Part of a data file
%%
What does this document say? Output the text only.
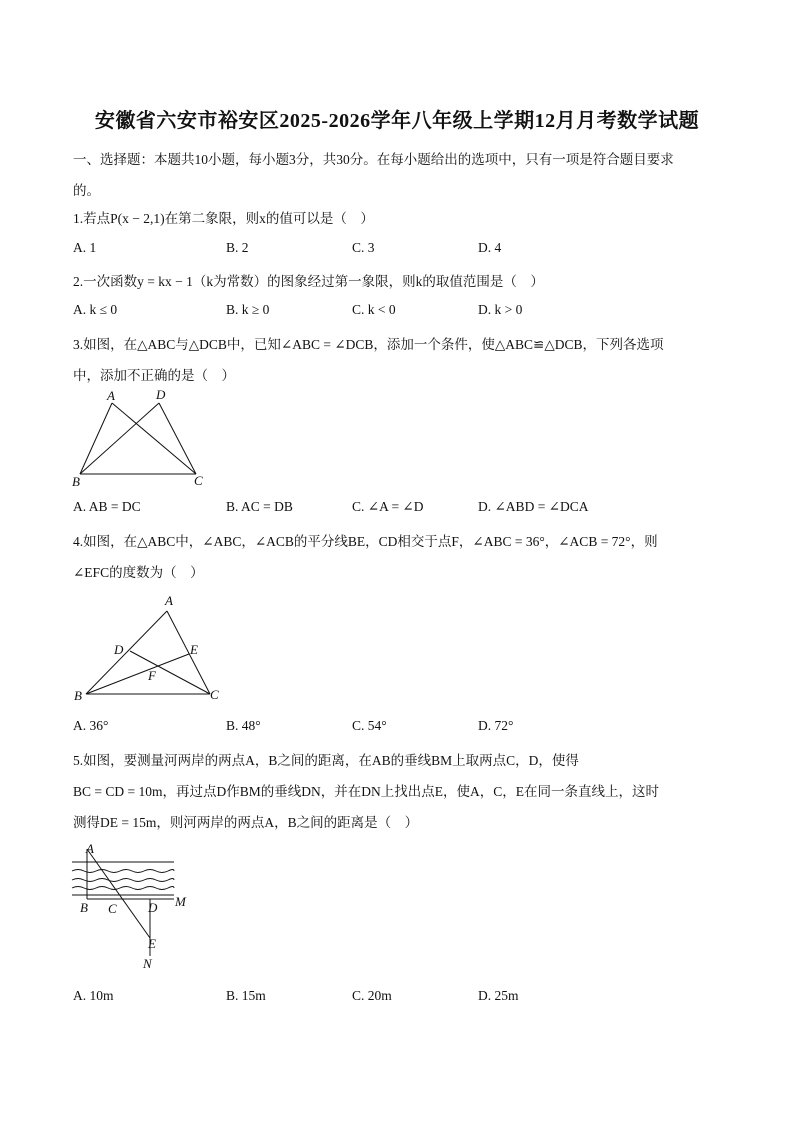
安徽省六安市裕安区2025-2026学年八年级上学期12月月考数学试题
一、选择题：本题共10小题，每小题3分，共30分。在每小题给出的选项中，只有一项是符合题目要求
的。
1.若点P(x − 2,1)在第二象限，则x的值可以是（　）
A. 1	B. 2	C. 3	D. 4
2.一次函数y = kx − 1（k为常数）的图象经过第一象限，则k的取值范围是（　）
A. k ≤ 0	B. k ≥ 0	C. k < 0	D. k > 0
3.如图，在△ABC与△DCB中，已知∠ABC = ∠DCB，添加一个条件，使△ABC≌△DCB，下列各选项
中，添加不正确的是（　）
A	D
B	C
A. AB = DC	B. AC = DB	C. ∠A = ∠D	D. ∠ABD = ∠DCA
4.如图，在△ABC中，∠ABC，∠ACB的平分线BE，CD相交于点F，∠ABC = 36°，∠ACB = 72°，则
∠EFC的度数为（　）
A
D	E
F
B	C
A. 36°	B. 48°	C. 54°	D. 72°
5.如图，要测量河两岸的两点A，B之间的距离，在AB的垂线BM上取两点C，D，使得
BC = CD = 10m，再过点D作BM的垂线DN，并在DN上找出点E，使A，C，E在同一条直线上，这时
测得DE = 15m，则河两岸的两点A，B之间的距离是（　）
A
B C D M
E
N
A. 10m	B. 15m	C. 20m	D. 25m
%%
- **Objective**
Make an exact copy of every entry above, minus the images.

- **Result of the exercise**
What does this document say? Output the text only.
安徽省六安市裕安区2025-2026学年八年级上学期12月月考数学试题
一、选择题：本题共10小题，每小题3分，共30分。在每小题给出的选项中，只有一项是符合题目要求
的。
1.若点P(x − 2,1)在第二象限，则x的值可以是（　）
A. 1	B. 2	C. 3	D. 4
2.一次函数y = kx − 1（k为常数）的图象经过第一象限，则k的取值范围是（　）
A. k ≤ 0	B. k ≥ 0	C. k < 0	D. k > 0
3.如图，在△ABC与△DCB中，已知∠ABC = ∠DCB，添加一个条件，使△ABC≌△DCB，下列各选项
中，添加不正确的是（　）
A	D
B	C
A. AB = DC	B. AC = DB	C. ∠A = ∠D	D. ∠ABD = ∠DCA
4.如图，在△ABC中，∠ABC，∠ACB的平分线BE，CD相交于点F，∠ABC = 36°，∠ACB = 72°，则
∠EFC的度数为（　）
A
D	E
F
B	C
A. 36°	B. 48°	C. 54°	D. 72°
5.如图，要测量河两岸的两点A，B之间的距离，在AB的垂线BM上取两点C，D，使得
BC = CD = 10m，再过点D作BM的垂线DN，并在DN上找出点E，使A，C，E在同一条直线上，这时
测得DE = 15m，则河两岸的两点A，B之间的距离是（　）
A
B C D M
E
N
A. 10m	B. 15m	C. 20m	D. 25m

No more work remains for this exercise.